Copy out all lines that carry the word "after".

[Data extracted from a collection]
* * * *

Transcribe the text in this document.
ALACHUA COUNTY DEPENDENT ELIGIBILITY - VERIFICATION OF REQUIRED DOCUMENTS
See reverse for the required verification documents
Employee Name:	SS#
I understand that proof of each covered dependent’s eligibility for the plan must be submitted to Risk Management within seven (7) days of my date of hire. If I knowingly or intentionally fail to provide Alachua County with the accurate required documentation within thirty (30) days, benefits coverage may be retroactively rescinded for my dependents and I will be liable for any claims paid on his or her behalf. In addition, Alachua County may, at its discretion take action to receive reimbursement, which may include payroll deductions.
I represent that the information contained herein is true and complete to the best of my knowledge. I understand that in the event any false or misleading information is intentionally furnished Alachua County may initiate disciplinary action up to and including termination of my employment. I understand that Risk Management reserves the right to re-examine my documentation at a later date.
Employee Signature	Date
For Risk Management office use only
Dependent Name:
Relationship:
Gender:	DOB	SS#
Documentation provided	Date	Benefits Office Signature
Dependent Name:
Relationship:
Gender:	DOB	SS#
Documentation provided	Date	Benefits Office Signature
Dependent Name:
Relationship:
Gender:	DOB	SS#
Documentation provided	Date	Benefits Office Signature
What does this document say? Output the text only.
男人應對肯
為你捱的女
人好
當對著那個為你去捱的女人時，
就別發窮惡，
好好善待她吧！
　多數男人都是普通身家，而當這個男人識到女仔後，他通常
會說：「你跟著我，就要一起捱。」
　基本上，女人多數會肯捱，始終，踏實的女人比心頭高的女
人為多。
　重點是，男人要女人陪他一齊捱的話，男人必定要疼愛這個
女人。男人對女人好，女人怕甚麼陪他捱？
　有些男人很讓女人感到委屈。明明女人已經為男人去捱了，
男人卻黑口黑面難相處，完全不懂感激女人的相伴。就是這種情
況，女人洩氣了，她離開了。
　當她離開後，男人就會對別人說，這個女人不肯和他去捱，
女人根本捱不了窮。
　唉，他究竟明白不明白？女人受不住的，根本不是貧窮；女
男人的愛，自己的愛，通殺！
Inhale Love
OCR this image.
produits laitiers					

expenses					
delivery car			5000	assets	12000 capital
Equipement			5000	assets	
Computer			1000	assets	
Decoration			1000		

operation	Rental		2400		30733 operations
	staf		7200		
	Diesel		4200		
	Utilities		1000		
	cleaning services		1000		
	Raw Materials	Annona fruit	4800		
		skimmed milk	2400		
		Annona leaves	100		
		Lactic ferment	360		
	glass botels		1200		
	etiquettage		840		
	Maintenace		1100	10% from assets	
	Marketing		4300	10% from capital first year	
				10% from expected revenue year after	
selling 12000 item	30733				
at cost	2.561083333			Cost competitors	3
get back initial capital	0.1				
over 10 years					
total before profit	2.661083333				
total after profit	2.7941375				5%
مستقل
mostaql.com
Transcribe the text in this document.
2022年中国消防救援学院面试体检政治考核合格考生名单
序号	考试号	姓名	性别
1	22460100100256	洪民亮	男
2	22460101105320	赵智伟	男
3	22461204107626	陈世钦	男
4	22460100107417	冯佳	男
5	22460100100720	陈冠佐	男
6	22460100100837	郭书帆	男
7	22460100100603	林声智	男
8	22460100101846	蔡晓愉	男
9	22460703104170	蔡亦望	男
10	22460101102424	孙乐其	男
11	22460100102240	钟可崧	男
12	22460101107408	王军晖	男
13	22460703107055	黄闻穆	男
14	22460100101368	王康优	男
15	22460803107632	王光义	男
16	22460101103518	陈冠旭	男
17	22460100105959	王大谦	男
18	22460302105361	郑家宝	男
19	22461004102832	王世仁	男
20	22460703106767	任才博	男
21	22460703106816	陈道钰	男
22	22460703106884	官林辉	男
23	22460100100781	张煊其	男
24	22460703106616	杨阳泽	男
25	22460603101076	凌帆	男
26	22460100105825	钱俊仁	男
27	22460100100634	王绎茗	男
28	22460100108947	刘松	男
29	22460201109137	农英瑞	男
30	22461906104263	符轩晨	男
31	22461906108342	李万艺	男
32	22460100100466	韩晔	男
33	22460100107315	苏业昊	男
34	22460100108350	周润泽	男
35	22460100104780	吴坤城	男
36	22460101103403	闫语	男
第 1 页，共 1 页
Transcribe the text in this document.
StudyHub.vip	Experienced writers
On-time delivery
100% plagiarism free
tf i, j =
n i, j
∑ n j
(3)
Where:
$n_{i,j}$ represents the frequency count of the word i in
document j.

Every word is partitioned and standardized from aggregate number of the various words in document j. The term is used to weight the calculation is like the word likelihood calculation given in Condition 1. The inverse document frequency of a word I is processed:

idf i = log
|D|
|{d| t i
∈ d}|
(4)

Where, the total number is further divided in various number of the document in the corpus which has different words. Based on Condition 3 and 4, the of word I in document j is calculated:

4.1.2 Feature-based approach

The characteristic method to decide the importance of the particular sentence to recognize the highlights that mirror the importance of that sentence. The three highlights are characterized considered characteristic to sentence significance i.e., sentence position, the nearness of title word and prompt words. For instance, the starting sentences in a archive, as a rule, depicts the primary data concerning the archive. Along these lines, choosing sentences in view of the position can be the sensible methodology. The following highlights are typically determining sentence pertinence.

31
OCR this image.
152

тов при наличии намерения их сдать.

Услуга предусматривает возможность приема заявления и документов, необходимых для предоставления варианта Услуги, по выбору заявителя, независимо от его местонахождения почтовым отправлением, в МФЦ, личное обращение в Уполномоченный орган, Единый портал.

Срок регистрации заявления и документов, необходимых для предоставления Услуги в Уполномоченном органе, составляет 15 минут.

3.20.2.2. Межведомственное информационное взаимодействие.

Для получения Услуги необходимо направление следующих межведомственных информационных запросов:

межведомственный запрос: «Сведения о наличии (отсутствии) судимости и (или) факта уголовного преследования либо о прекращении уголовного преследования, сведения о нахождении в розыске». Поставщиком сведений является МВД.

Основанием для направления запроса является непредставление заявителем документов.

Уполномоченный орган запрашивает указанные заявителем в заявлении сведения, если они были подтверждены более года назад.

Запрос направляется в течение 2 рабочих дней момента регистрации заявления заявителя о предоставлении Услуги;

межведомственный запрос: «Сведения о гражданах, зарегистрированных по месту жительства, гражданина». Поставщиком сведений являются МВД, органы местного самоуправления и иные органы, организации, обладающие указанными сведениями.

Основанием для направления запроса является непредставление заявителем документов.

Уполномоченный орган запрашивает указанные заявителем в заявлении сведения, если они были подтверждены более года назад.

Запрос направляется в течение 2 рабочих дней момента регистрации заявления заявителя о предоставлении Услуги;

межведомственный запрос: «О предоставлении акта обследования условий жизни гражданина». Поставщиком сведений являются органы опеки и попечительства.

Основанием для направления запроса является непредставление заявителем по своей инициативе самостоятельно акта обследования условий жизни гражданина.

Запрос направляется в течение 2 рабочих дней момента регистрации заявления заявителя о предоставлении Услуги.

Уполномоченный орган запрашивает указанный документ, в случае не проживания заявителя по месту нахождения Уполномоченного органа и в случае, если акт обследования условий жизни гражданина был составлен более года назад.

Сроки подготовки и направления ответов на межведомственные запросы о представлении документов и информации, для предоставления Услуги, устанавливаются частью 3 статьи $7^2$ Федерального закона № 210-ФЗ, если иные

* * * *

- Result of this task -
				10% from expected revenue year after	
total after profit	2.7941375				5%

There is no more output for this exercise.